Transcribe everything in the data word for word. Pictures are left out.

[Records about charts and figures]
---*---
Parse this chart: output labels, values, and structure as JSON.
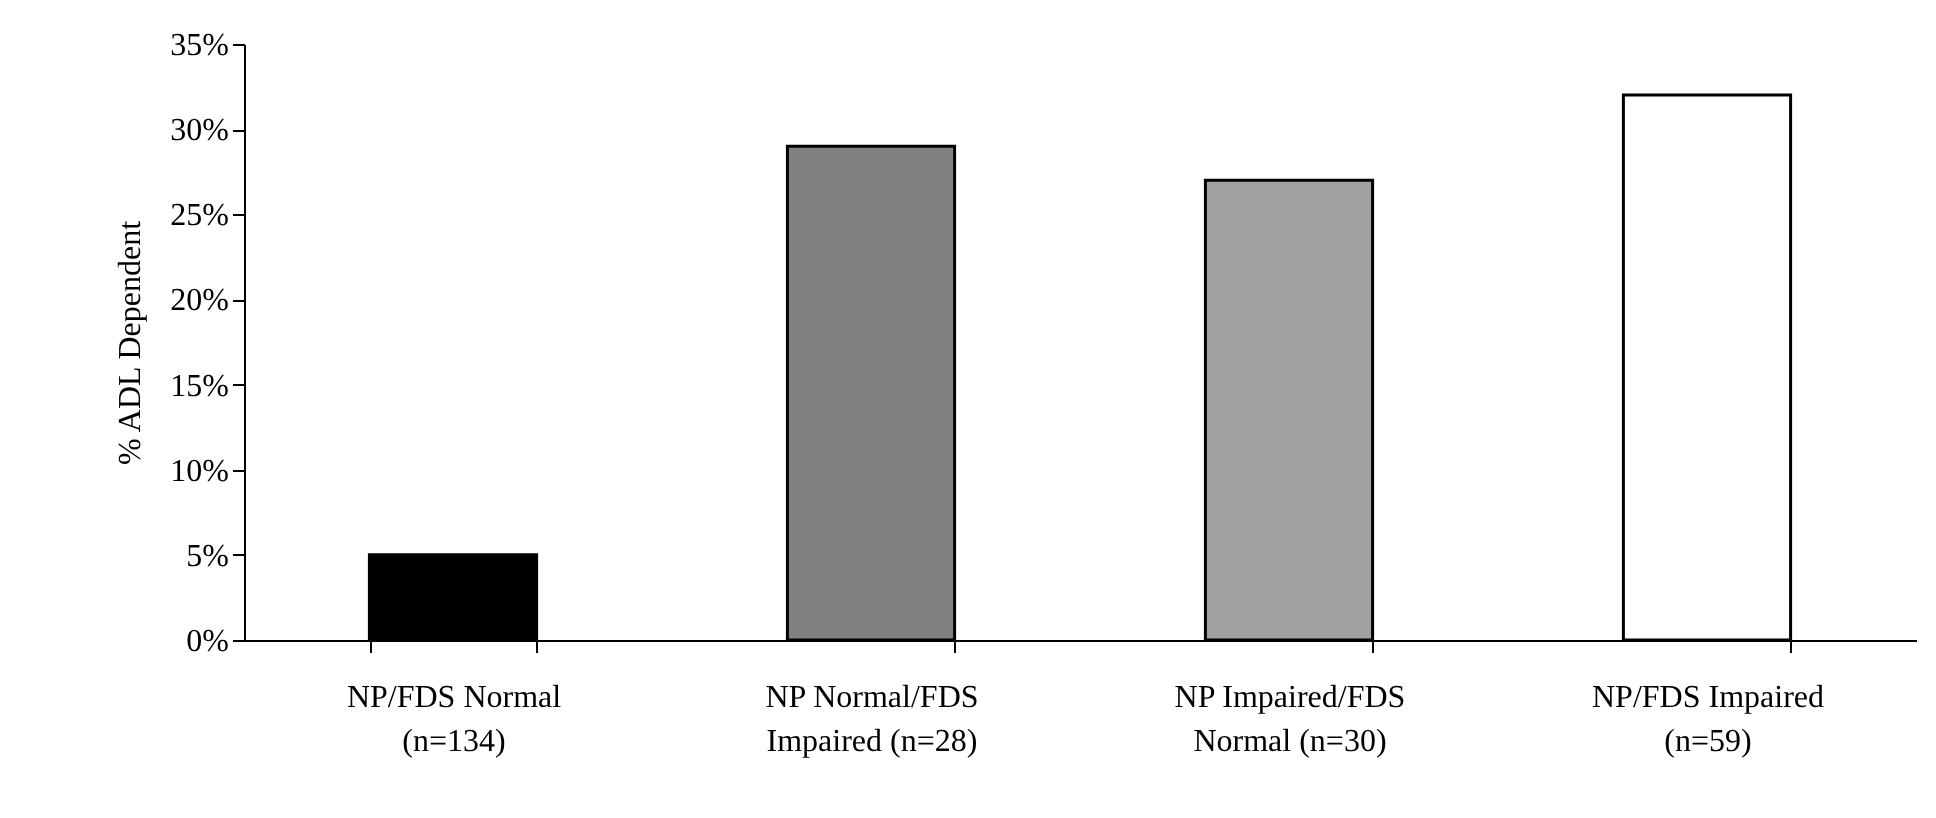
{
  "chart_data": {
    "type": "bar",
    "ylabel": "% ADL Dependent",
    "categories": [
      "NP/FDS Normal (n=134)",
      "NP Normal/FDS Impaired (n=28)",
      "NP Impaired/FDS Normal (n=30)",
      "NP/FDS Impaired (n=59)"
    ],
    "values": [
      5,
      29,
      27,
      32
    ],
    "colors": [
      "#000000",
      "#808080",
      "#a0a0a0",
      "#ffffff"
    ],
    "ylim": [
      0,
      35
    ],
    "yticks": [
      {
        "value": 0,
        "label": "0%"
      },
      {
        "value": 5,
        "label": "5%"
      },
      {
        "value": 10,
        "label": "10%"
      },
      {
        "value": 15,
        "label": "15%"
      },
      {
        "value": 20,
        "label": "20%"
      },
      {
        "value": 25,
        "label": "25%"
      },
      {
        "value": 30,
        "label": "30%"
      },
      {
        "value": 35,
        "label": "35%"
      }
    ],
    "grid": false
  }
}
---*---
_Finished answer_.
Parse this chart: output labels, values, and structure as JSON.
{
  "chart_data": {
    "type": "bar",
    "ylabel": "% ADL Dependent",
    "categories": [
      "NP/FDS Normal (n=134)",
      "NP Normal/FDS Impaired (n=28)",
      "NP Impaired/FDS Normal (n=30)",
      "NP/FDS Impaired (n=59)"
    ],
    "values": [
      5,
      29,
      27,
      32
    ],
    "colors": [
      "#000000",
      "#808080",
      "#a0a0a0",
      "#ffffff"
    ],
    "ylim": [
      0,
      35
    ],
    "yticks": [
      {
        "value": 0,
        "label": "0%"
      },
      {
        "value": 5,
        "label": "5%"
      },
      {
        "value": 10,
        "label": "10%"
      },
      {
        "value": 15,
        "label": "15%"
      },
      {
        "value": 20,
        "label": "20%"
      },
      {
        "value": 25,
        "label": "25%"
      },
      {
        "value": 30,
        "label": "30%"
      },
      {
        "value": 35,
        "label": "35%"
      }
    ],
    "grid": false
  }
}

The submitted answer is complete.